Set task: Nothing in the records may be left out or altered; reproduce them all exactly.
------------------------------
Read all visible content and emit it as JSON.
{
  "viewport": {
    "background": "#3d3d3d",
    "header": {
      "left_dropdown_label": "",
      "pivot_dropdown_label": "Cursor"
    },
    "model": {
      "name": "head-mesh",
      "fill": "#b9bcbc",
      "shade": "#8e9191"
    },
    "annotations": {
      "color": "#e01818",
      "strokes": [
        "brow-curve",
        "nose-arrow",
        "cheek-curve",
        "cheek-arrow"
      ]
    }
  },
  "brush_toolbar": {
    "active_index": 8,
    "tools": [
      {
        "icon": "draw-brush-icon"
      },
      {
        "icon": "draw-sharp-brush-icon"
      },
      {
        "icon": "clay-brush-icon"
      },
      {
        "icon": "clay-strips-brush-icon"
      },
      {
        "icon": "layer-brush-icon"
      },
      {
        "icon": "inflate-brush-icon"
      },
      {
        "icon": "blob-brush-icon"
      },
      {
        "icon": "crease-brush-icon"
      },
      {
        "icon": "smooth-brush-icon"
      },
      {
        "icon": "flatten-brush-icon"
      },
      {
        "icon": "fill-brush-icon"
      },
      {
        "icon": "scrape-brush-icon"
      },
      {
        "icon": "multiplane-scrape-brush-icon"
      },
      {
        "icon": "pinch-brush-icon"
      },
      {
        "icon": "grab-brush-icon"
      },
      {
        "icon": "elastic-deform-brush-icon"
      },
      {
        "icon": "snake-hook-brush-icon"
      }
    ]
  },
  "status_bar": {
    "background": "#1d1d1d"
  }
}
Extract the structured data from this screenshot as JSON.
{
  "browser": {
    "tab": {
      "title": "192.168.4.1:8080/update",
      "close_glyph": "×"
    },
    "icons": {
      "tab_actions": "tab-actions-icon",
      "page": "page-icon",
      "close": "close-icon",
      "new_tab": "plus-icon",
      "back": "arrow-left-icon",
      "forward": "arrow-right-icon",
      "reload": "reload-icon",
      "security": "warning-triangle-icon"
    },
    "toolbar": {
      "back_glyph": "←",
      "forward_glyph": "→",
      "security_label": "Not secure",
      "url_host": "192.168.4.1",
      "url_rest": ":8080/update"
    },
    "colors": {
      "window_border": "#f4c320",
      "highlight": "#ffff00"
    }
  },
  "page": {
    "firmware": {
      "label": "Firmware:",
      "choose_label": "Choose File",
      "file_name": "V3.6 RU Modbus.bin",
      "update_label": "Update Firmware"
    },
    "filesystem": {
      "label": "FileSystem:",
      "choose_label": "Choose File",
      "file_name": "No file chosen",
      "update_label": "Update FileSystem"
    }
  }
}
------------------------------
The answer:
Read all visible content and emit it as JSON.
{
  "viewport": {
    "background": "#3d3d3d",
    "header": {
      "left_dropdown_label": "",
      "pivot_dropdown_label": "Cursor"
    },
    "model": {
      "name": "head-mesh",
      "fill": "#b9bcbc",
      "shade": "#8e9191"
    },
    "annotations": {
      "color": "#e01818",
      "strokes": [
        "brow-curve",
        "nose-arrow",
        "cheek-curve",
        "cheek-arrow"
      ]
    }
  },
  "brush_toolbar": {
    "active_index": 8,
    "tools": [
      {
        "icon": "draw-brush-icon"
      },
      {
        "icon": "draw-sharp-brush-icon"
      },
      {
        "icon": "clay-brush-icon"
      },
      {
        "icon": "clay-strips-brush-icon"
      },
      {
        "icon": "layer-brush-icon"
      },
      {
        "icon": "inflate-brush-icon"
      },
      {
        "icon": "blob-brush-icon"
      },
      {
        "icon": "crease-brush-icon"
      },
      {
        "icon": "smooth-brush-icon"
      },
      {
        "icon": "flatten-brush-icon"
      },
      {
        "icon": "fill-brush-icon"
      },
      {
        "icon": "scrape-brush-icon"
      },
      {
        "icon": "multiplane-scrape-brush-icon"
      },
      {
        "icon": "pinch-brush-icon"
      },
      {
        "icon": "grab-brush-icon"
      },
      {
        "icon": "elastic-deform-brush-icon"
      },
      {
        "icon": "snake-hook-brush-icon"
      }
    ]
  },
  "status_bar": {
    "background": "#1d1d1d"
  }
}
Extract the structured data from this screenshot as JSON.
{
  "browser": {
    "tab": {
      "title": "192.168.4.1:8080/update",
      "close_glyph": "×"
    },
    "icons": {
      "tab_actions": "tab-actions-icon",
      "page": "page-icon",
      "close": "close-icon",
      "new_tab": "plus-icon",
      "back": "arrow-left-icon",
      "forward": "arrow-right-icon",
      "reload": "reload-icon",
      "security": "warning-triangle-icon"
    },
    "toolbar": {
      "back_glyph": "←",
      "forward_glyph": "→",
      "security_label": "Not secure",
      "url_host": "192.168.4.1",
      "url_rest": ":8080/update"
    },
    "colors": {
      "window_border": "#f4c320",
      "highlight": "#ffff00"
    }
  },
  "page": {
    "firmware": {
      "label": "Firmware:",
      "choose_label": "Choose File",
      "file_name": "V3.6 RU Modbus.bin",
      "update_label": "Update Firmware"
    },
    "filesystem": {
      "label": "FileSystem:",
      "choose_label": "Choose File",
      "file_name": "No file chosen",
      "update_label": "Update FileSystem"
    }
  }
}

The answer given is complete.